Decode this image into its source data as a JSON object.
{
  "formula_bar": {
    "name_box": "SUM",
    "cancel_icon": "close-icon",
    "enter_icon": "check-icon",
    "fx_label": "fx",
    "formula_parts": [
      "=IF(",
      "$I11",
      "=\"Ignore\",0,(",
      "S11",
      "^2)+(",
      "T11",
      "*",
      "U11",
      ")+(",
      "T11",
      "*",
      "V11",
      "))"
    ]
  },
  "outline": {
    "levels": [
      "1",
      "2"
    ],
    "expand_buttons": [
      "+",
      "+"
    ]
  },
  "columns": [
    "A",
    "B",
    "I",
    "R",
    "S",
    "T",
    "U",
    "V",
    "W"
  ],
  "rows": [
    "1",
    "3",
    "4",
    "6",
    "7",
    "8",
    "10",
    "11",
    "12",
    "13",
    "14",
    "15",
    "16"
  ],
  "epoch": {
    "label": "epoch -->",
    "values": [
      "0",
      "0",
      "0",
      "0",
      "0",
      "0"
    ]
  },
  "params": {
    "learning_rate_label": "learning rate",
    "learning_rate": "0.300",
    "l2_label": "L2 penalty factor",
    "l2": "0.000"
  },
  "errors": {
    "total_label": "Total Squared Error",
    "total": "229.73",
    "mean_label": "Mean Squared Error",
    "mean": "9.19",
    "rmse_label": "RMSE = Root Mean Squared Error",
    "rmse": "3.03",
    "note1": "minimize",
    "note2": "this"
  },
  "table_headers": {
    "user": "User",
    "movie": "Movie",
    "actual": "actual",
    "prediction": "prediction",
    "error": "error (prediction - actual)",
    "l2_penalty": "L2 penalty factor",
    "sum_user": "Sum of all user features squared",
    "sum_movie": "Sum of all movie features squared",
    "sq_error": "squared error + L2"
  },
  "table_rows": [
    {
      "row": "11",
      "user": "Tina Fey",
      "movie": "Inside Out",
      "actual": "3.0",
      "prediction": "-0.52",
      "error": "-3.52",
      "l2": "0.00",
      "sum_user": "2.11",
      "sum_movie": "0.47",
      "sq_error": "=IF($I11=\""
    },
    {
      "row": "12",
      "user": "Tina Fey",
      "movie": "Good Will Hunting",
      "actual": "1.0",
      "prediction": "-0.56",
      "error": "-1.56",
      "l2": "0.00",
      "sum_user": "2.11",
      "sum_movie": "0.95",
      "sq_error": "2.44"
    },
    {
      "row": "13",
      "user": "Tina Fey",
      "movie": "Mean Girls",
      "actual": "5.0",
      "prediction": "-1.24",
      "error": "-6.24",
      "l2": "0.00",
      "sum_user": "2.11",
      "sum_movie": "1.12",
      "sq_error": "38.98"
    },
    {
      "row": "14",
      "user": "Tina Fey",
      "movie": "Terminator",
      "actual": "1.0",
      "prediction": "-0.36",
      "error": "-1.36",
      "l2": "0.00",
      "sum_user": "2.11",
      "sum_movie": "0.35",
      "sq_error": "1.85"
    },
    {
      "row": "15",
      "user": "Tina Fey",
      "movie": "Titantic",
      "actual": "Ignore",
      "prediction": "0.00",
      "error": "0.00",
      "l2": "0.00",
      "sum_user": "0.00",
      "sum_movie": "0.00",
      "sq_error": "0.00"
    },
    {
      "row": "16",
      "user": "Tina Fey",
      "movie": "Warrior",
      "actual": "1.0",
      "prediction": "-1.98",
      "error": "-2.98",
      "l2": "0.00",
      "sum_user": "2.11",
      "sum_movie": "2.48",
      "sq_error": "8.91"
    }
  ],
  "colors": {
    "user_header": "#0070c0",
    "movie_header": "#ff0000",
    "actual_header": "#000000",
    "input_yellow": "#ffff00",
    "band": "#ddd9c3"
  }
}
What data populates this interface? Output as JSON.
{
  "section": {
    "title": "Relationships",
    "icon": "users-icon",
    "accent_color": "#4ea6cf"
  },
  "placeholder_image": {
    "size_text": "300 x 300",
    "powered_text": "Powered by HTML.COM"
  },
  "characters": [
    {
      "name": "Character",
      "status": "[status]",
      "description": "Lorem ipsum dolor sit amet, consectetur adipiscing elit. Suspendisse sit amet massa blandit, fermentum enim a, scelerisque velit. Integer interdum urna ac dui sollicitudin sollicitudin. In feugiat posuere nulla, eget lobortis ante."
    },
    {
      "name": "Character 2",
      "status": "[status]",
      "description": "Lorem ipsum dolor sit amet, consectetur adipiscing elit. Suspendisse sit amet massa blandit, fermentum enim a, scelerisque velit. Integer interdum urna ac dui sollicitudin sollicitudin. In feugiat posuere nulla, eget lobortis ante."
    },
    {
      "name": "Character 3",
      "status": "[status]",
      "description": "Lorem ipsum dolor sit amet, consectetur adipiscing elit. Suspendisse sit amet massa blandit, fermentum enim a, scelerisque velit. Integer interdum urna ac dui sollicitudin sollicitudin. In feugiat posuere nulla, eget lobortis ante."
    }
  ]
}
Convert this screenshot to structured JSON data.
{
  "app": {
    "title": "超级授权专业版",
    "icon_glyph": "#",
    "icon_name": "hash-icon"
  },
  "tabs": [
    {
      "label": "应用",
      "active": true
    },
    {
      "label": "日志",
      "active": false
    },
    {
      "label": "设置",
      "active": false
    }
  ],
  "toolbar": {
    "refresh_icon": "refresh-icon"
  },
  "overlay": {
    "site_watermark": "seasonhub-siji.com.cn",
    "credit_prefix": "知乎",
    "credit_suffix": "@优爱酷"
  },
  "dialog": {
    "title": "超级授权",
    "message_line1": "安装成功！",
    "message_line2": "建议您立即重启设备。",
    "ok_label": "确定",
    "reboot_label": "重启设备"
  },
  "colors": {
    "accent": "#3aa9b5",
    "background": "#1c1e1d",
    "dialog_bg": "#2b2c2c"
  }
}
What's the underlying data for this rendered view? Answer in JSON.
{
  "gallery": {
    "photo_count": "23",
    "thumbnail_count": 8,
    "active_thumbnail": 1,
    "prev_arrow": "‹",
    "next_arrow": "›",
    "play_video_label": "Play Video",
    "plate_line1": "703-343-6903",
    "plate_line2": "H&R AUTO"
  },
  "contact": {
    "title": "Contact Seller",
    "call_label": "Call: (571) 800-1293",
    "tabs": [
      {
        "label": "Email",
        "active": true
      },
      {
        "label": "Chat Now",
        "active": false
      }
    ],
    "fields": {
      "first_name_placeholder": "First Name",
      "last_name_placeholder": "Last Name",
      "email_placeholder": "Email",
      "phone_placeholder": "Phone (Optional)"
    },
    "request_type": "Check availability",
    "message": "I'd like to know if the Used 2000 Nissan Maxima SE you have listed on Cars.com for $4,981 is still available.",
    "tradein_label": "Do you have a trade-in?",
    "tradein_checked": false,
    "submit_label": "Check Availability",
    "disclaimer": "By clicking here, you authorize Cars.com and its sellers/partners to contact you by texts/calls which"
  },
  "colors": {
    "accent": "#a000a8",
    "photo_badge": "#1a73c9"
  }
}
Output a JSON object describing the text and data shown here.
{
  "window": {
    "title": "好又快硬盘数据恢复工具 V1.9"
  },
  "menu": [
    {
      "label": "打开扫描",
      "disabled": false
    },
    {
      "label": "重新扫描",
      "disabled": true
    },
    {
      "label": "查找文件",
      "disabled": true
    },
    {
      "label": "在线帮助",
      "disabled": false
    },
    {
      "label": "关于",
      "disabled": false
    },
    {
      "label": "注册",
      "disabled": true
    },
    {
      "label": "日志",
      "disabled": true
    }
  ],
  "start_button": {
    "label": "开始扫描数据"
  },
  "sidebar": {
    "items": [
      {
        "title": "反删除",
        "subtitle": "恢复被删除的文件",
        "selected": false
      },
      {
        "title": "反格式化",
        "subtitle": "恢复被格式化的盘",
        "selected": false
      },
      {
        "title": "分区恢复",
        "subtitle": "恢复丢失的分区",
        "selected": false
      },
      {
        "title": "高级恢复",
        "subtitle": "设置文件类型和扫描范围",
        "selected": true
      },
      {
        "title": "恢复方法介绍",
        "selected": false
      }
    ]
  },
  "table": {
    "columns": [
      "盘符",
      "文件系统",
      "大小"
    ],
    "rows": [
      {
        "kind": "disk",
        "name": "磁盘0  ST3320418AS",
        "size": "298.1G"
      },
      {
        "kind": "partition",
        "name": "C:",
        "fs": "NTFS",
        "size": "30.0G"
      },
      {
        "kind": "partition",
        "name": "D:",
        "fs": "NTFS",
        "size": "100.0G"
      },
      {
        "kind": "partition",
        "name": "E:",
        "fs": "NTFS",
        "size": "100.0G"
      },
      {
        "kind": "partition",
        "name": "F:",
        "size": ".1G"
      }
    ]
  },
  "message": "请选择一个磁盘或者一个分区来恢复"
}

——

* _WORK REQUIRED_
List the lines that contain the word "object".

* _RESPONSE_
Decode this image into its source data as a JSON object.
Output a JSON object describing the text and data shown here.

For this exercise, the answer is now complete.